_Work to be completed_.
Would it be possible to write out each entry below exactly, without the pictures?

_The records_.
──────────────────────────────
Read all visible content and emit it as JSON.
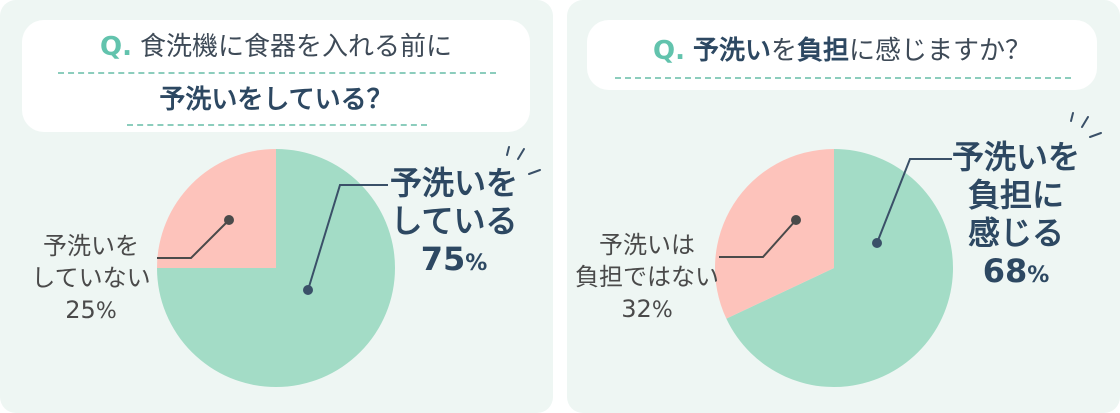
{
  "colors": {
    "major": "#a3dcc6",
    "minor": "#fdc3bb",
    "panel_bg": "#eef6f3",
    "accent": "#62c3ad",
    "text_dark": "#2d4862",
    "leader": "#3a5068"
  },
  "left": {
    "question": {
      "q_prefix": "Q.",
      "line1": "食洗機に食器を入れる前に",
      "line2": "予洗いをしている？"
    },
    "major": {
      "line1": "予洗いを",
      "line2": "している",
      "pct": "75",
      "unit": "%"
    },
    "minor": {
      "line1": "予洗いを",
      "line2": "していない",
      "pct": "25",
      "unit": "%"
    }
  },
  "right": {
    "question": {
      "q_prefix": "Q.",
      "bold1": "予洗い",
      "normal1": "を",
      "bold2": "負担",
      "normal2": "に感じますか？"
    },
    "major": {
      "line1": "予洗いを",
      "line2": "負担に",
      "line3": "感じる",
      "pct": "68",
      "unit": "%"
    },
    "minor": {
      "line1": "予洗いは",
      "line2": "負担ではない",
      "pct": "32",
      "unit": "%"
    }
  },
  "chart_data": [
    {
      "type": "pie",
      "categories": [
        "予洗いをしている",
        "予洗いをしていない"
      ],
      "values": [
        75,
        25
      ],
      "title": "Q. 食洗機に食器を入れる前に予洗いをしている？"
    },
    {
      "type": "pie",
      "categories": [
        "予洗いを負担に感じる",
        "予洗いは負担ではない"
      ],
      "values": [
        68,
        32
      ],
      "title": "Q. 予洗いを負担に感じますか？"
    }
  ]
}
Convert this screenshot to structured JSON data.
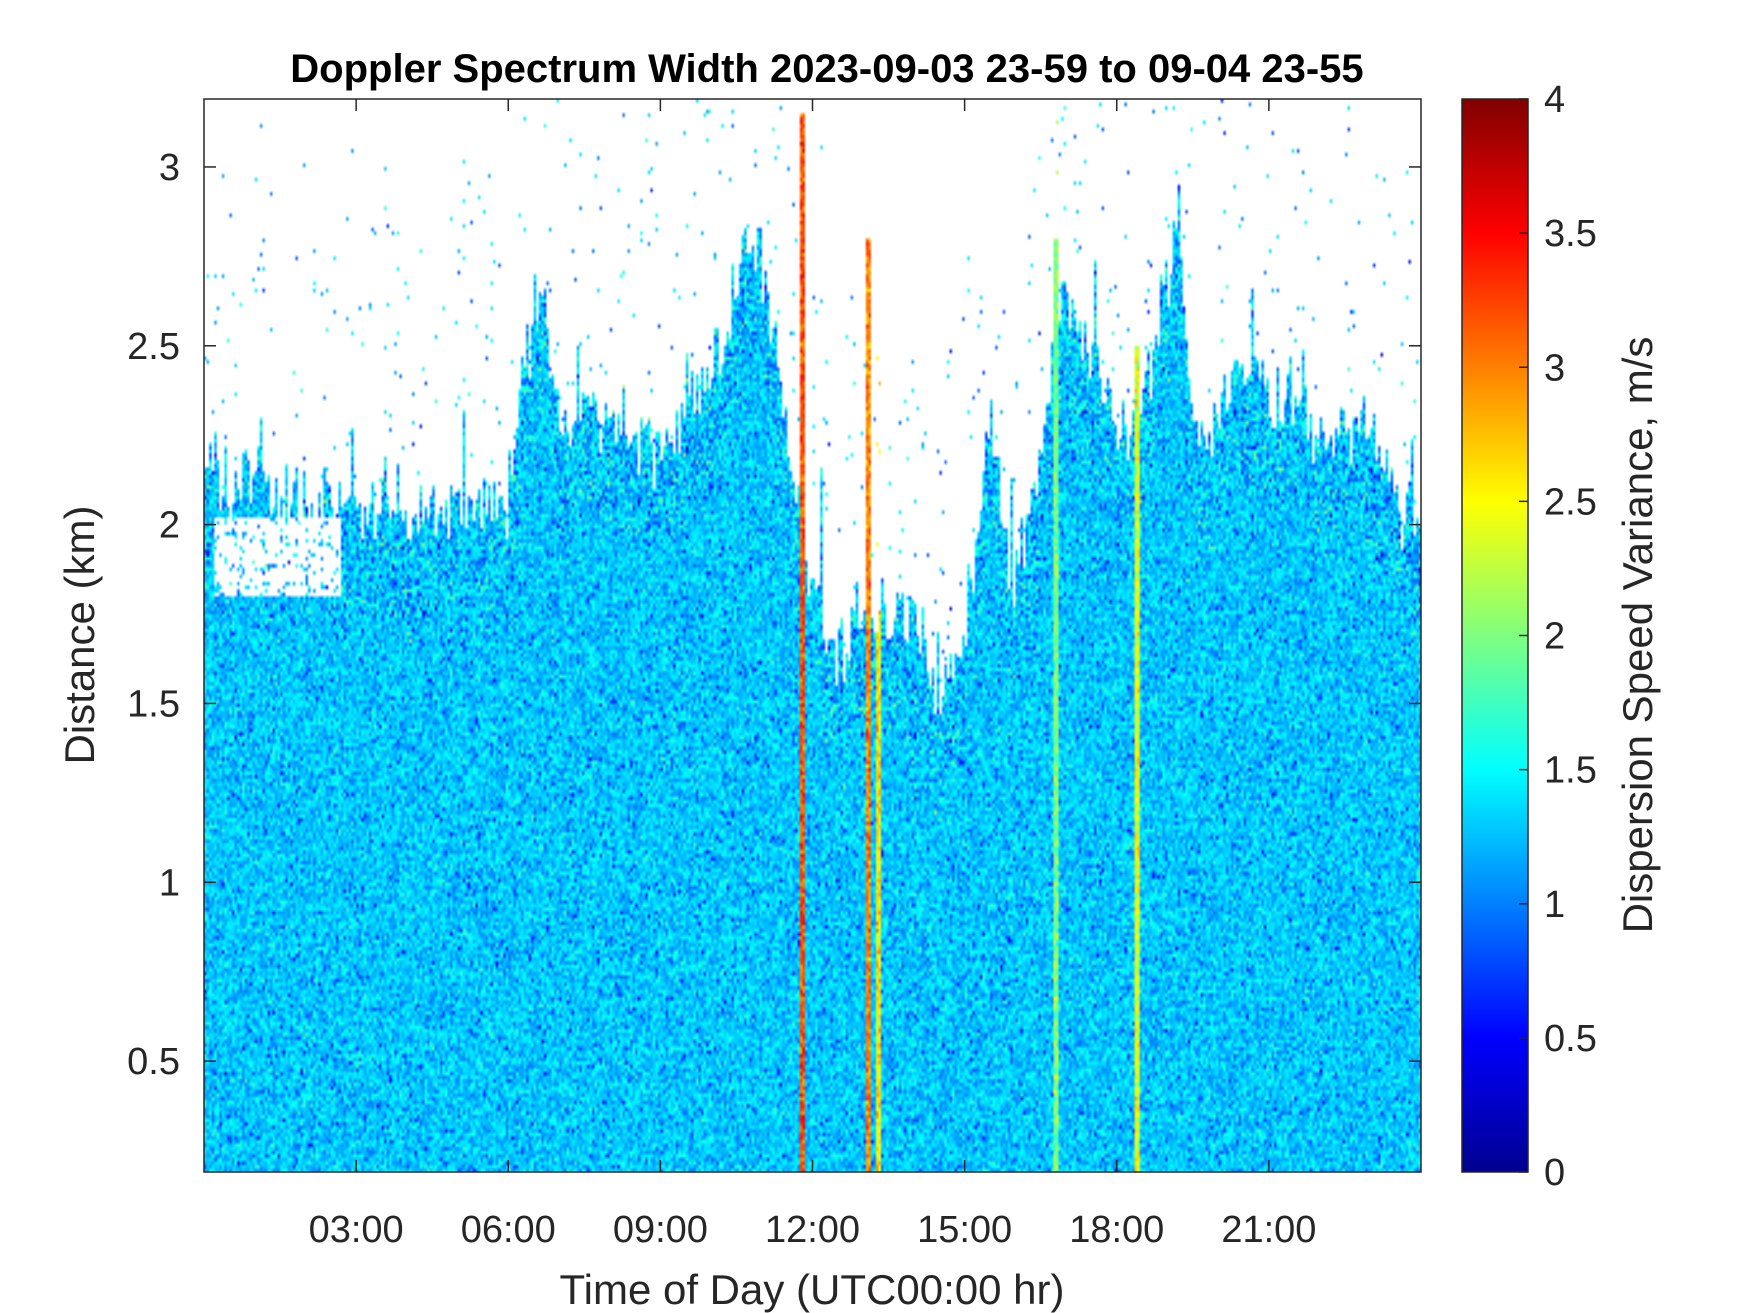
{
  "chart_data": {
    "type": "heatmap",
    "title": "Doppler Spectrum Width 2023-09-03 23-59 to 09-04 23-55",
    "xlabel": "Time of Day (UTC00:00 hr)",
    "ylabel": "Distance (km)",
    "xlim": [
      0,
      24
    ],
    "ylim": [
      0.19,
      3.19
    ],
    "xticks": [
      3,
      6,
      9,
      12,
      15,
      18,
      21
    ],
    "xtick_labels": [
      "03:00",
      "06:00",
      "09:00",
      "12:00",
      "15:00",
      "18:00",
      "21:00"
    ],
    "yticks": [
      0.5,
      1,
      1.5,
      2,
      2.5,
      3
    ],
    "ytick_labels": [
      "0.5",
      "1",
      "1.5",
      "2",
      "2.5",
      "3"
    ],
    "colorbar": {
      "label": "Dispersion Speed Variance, m/s",
      "colormap": "jet",
      "clim": [
        0,
        4
      ],
      "ticks": [
        0,
        0.5,
        1,
        1.5,
        2,
        2.5,
        3,
        3.5,
        4
      ],
      "tick_labels": [
        "0",
        "0.5",
        "1",
        "1.5",
        "2",
        "2.5",
        "3",
        "3.5",
        "4"
      ]
    },
    "typical_value": 1.3,
    "signal_top_km": {
      "time_hr": [
        0,
        1,
        2,
        3,
        4,
        5,
        6,
        6.6,
        7,
        8,
        9,
        10,
        10.6,
        11,
        11.5,
        11.8,
        12.2,
        12.6,
        13,
        13.5,
        14,
        14.5,
        15,
        15.5,
        16,
        16.5,
        17,
        17.5,
        18,
        18.5,
        19,
        19.2,
        19.5,
        20,
        20.5,
        21,
        21.5,
        22,
        22.5,
        23,
        23.5,
        24
      ],
      "height_km": [
        2.15,
        2.12,
        2.05,
        2.05,
        2.05,
        2.02,
        2.1,
        2.7,
        2.3,
        2.3,
        2.25,
        2.4,
        2.75,
        2.75,
        2.3,
        2.0,
        1.75,
        1.65,
        1.7,
        1.75,
        1.75,
        1.55,
        1.65,
        2.3,
        1.8,
        2.2,
        2.7,
        2.4,
        2.3,
        2.3,
        2.7,
        2.9,
        2.25,
        2.3,
        2.5,
        2.35,
        2.35,
        2.2,
        2.3,
        2.3,
        2.05,
        2.0
      ]
    },
    "missing_region": {
      "time_hr": [
        0.2,
        2.7
      ],
      "height_km": [
        1.8,
        2.02
      ]
    },
    "high_value_streaks": [
      {
        "time_hr": 11.8,
        "value": 3.2,
        "top_km": 3.15
      },
      {
        "time_hr": 13.1,
        "value": 3.0,
        "top_km": 2.8
      },
      {
        "time_hr": 13.3,
        "value": 2.6,
        "top_km": 1.7
      },
      {
        "time_hr": 18.4,
        "value": 2.4,
        "top_km": 2.5
      },
      {
        "time_hr": 16.8,
        "value": 2.0,
        "top_km": 2.8
      }
    ]
  }
}
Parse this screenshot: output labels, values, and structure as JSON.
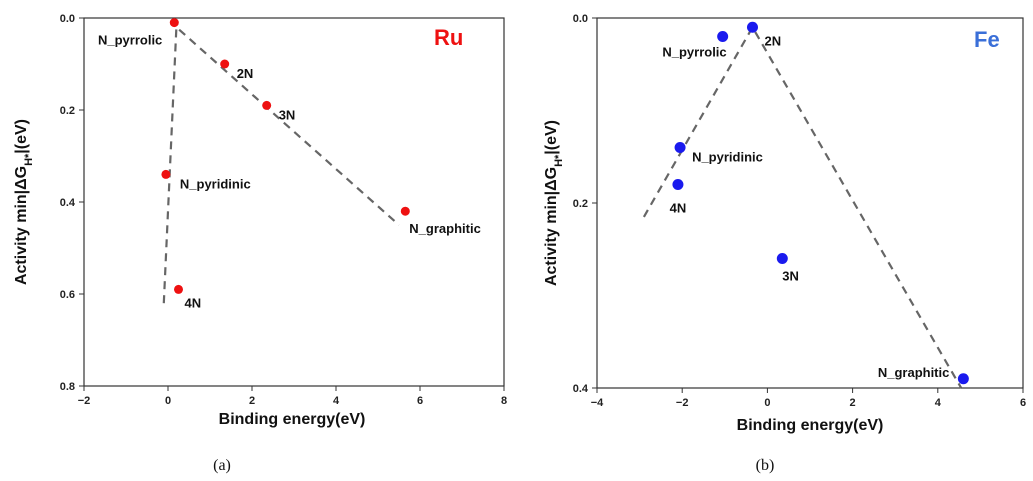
──────────────────────────────
_Finished answer_.
Read all visible content and emit it as JSON.
{
  "colors": {
    "major": "#a3dcc6",
    "minor": "#fdc3bb",
    "panel_bg": "#eef6f3",
    "accent": "#62c3ad",
    "text_dark": "#2d4862",
    "leader": "#3a5068"
  },
  "left": {
    "question": {
      "q_prefix": "Q.",
      "line1": "食洗機に食器を入れる前に",
      "line2": "予洗いをしている？"
    },
    "major": {
      "line1": "予洗いを",
      "line2": "している",
      "pct": "75",
      "unit": "%"
    },
    "minor": {
      "line1": "予洗いを",
      "line2": "していない",
      "pct": "25",
      "unit": "%"
    }
  },
  "right": {
    "question": {
      "q_prefix": "Q.",
      "bold1": "予洗い",
      "normal1": "を",
      "bold2": "負担",
      "normal2": "に感じますか？"
    },
    "major": {
      "line1": "予洗いを",
      "line2": "負担に",
      "line3": "感じる",
      "pct": "68",
      "unit": "%"
    },
    "minor": {
      "line1": "予洗いは",
      "line2": "負担ではない",
      "pct": "32",
      "unit": "%"
    }
  },
  "chart_data": [
    {
      "type": "pie",
      "categories": [
        "予洗いをしている",
        "予洗いをしていない"
      ],
      "values": [
        75,
        25
      ],
      "title": "Q. 食洗機に食器を入れる前に予洗いをしている？"
    },
    {
      "type": "pie",
      "categories": [
        "予洗いを負担に感じる",
        "予洗いは負担ではない"
      ],
      "values": [
        68,
        32
      ],
      "title": "Q. 予洗いを負担に感じますか？"
    }
  ]
}
Convert this screenshot to structured JSON data.
{
  "chart_data": {
    "type": "heatmap",
    "title": "Doppler Spectrum Width 2023-09-03 23-59 to 09-04 23-55",
    "xlabel": "Time of Day (UTC00:00 hr)",
    "ylabel": "Distance (km)",
    "xlim": [
      0,
      24
    ],
    "ylim": [
      0.19,
      3.19
    ],
    "xticks": [
      3,
      6,
      9,
      12,
      15,
      18,
      21
    ],
    "xtick_labels": [
      "03:00",
      "06:00",
      "09:00",
      "12:00",
      "15:00",
      "18:00",
      "21:00"
    ],
    "yticks": [
      0.5,
      1,
      1.5,
      2,
      2.5,
      3
    ],
    "ytick_labels": [
      "0.5",
      "1",
      "1.5",
      "2",
      "2.5",
      "3"
    ],
    "colorbar": {
      "label": "Dispersion Speed Variance, m/s",
      "colormap": "jet",
      "clim": [
        0,
        4
      ],
      "ticks": [
        0,
        0.5,
        1,
        1.5,
        2,
        2.5,
        3,
        3.5,
        4
      ],
      "tick_labels": [
        "0",
        "0.5",
        "1",
        "1.5",
        "2",
        "2.5",
        "3",
        "3.5",
        "4"
      ]
    },
    "typical_value": 1.3,
    "signal_top_km": {
      "time_hr": [
        0,
        1,
        2,
        3,
        4,
        5,
        6,
        6.6,
        7,
        8,
        9,
        10,
        10.6,
        11,
        11.5,
        11.8,
        12.2,
        12.6,
        13,
        13.5,
        14,
        14.5,
        15,
        15.5,
        16,
        16.5,
        17,
        17.5,
        18,
        18.5,
        19,
        19.2,
        19.5,
        20,
        20.5,
        21,
        21.5,
        22,
        22.5,
        23,
        23.5,
        24
      ],
      "height_km": [
        2.15,
        2.12,
        2.05,
        2.05,
        2.05,
        2.02,
        2.1,
        2.7,
        2.3,
        2.3,
        2.25,
        2.4,
        2.75,
        2.75,
        2.3,
        2.0,
        1.75,
        1.65,
        1.7,
        1.75,
        1.75,
        1.55,
        1.65,
        2.3,
        1.8,
        2.2,
        2.7,
        2.4,
        2.3,
        2.3,
        2.7,
        2.9,
        2.25,
        2.3,
        2.5,
        2.35,
        2.35,
        2.2,
        2.3,
        2.3,
        2.05,
        2.0
      ]
    },
    "missing_region": {
      "time_hr": [
        0.2,
        2.7
      ],
      "height_km": [
        1.8,
        2.02
      ]
    },
    "high_value_streaks": [
      {
        "time_hr": 11.8,
        "value": 3.2,
        "top_km": 3.15
      },
      {
        "time_hr": 13.1,
        "value": 3.0,
        "top_km": 2.8
      },
      {
        "time_hr": 13.3,
        "value": 2.6,
        "top_km": 1.7
      },
      {
        "time_hr": 18.4,
        "value": 2.4,
        "top_km": 2.5
      },
      {
        "time_hr": 16.8,
        "value": 2.0,
        "top_km": 2.8
      }
    ]
  }
}
Parse this screenshot: output labels, values, and structure as JSON.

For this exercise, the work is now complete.